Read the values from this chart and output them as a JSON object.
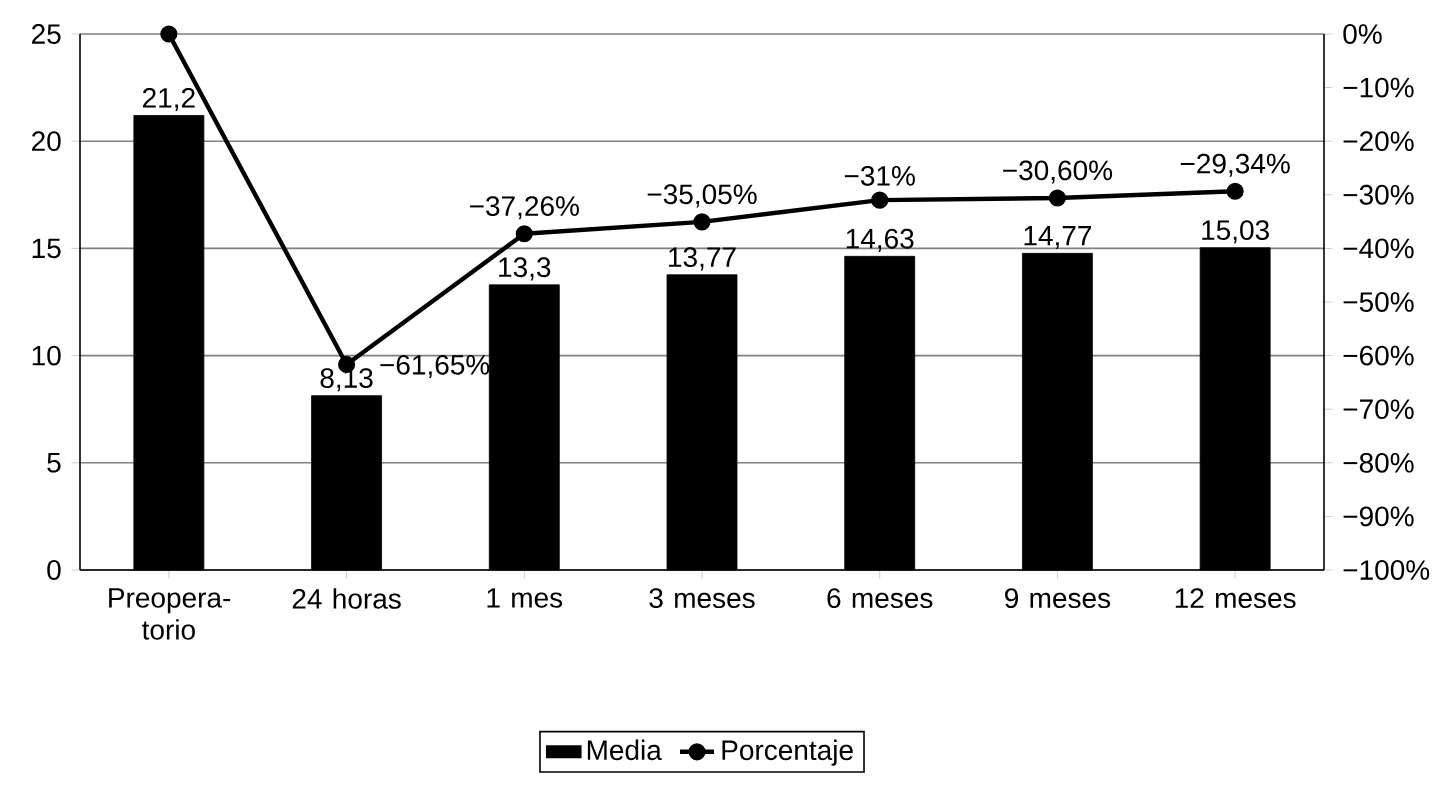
{
  "chart_data": {
    "type": "bar",
    "categories": [
      "Preopera-torio",
      "24 horas",
      "1 mes",
      "3 meses",
      "6 meses",
      "9 meses",
      "12 meses"
    ],
    "series": [
      {
        "name": "Media",
        "color": "#000000",
        "values": [
          21.2,
          8.13,
          13.3,
          13.77,
          14.63,
          14.77,
          15.03
        ],
        "value_labels": [
          "21,2",
          "8,13",
          "13,3",
          "13,77",
          "14,63",
          "14,77",
          "15,03"
        ]
      },
      {
        "name": "Porcentaje",
        "type": "line",
        "axis": "y2",
        "color": "#000000",
        "marker": "circle",
        "values": [
          0,
          -61.65,
          -37.26,
          -35.05,
          -31,
          -30.6,
          -29.34
        ],
        "value_labels": [
          null,
          "−61,65%",
          "−37,26%",
          "−35,05%",
          "−31%",
          "−30,60%",
          "−29,34%"
        ]
      }
    ],
    "ylim": [
      0,
      25
    ],
    "yticks": [
      0,
      5,
      10,
      15,
      20,
      25
    ],
    "y2lim": [
      -100,
      0
    ],
    "y2ticks": [
      {
        "value": 0,
        "label": "0%"
      },
      {
        "value": -10,
        "label": "−10%"
      },
      {
        "value": -20,
        "label": "−20%"
      },
      {
        "value": -30,
        "label": "−30%"
      },
      {
        "value": -40,
        "label": "−40%"
      },
      {
        "value": -50,
        "label": "−50%"
      },
      {
        "value": -60,
        "label": "−60%"
      },
      {
        "value": -70,
        "label": "−70%"
      },
      {
        "value": -80,
        "label": "−80%"
      },
      {
        "value": -90,
        "label": "−90%"
      },
      {
        "value": -100,
        "label": "−100%"
      }
    ],
    "grid": "y",
    "legend": "bottom"
  }
}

....

- [WHAT TO PRODUCE]:
Print each record exactly as it stands, leaving the images out.

- [CORRECT ANSWER]:
Read the values from this chart and output them as a JSON object.
{
  "chart_data": {
    "type": "bar",
    "categories": [
      "Preopera-torio",
      "24 horas",
      "1 mes",
      "3 meses",
      "6 meses",
      "9 meses",
      "12 meses"
    ],
    "series": [
      {
        "name": "Media",
        "color": "#000000",
        "values": [
          21.2,
          8.13,
          13.3,
          13.77,
          14.63,
          14.77,
          15.03
        ],
        "value_labels": [
          "21,2",
          "8,13",
          "13,3",
          "13,77",
          "14,63",
          "14,77",
          "15,03"
        ]
      },
      {
        "name": "Porcentaje",
        "type": "line",
        "axis": "y2",
        "color": "#000000",
        "marker": "circle",
        "values": [
          0,
          -61.65,
          -37.26,
          -35.05,
          -31,
          -30.6,
          -29.34
        ],
        "value_labels": [
          null,
          "−61,65%",
          "−37,26%",
          "−35,05%",
          "−31%",
          "−30,60%",
          "−29,34%"
        ]
      }
    ],
    "ylim": [
      0,
      25
    ],
    "yticks": [
      0,
      5,
      10,
      15,
      20,
      25
    ],
    "y2lim": [
      -100,
      0
    ],
    "y2ticks": [
      {
        "value": 0,
        "label": "0%"
      },
      {
        "value": -10,
        "label": "−10%"
      },
      {
        "value": -20,
        "label": "−20%"
      },
      {
        "value": -30,
        "label": "−30%"
      },
      {
        "value": -40,
        "label": "−40%"
      },
      {
        "value": -50,
        "label": "−50%"
      },
      {
        "value": -60,
        "label": "−60%"
      },
      {
        "value": -70,
        "label": "−70%"
      },
      {
        "value": -80,
        "label": "−80%"
      },
      {
        "value": -90,
        "label": "−90%"
      },
      {
        "value": -100,
        "label": "−100%"
      }
    ],
    "grid": "y",
    "legend": "bottom"
  }
}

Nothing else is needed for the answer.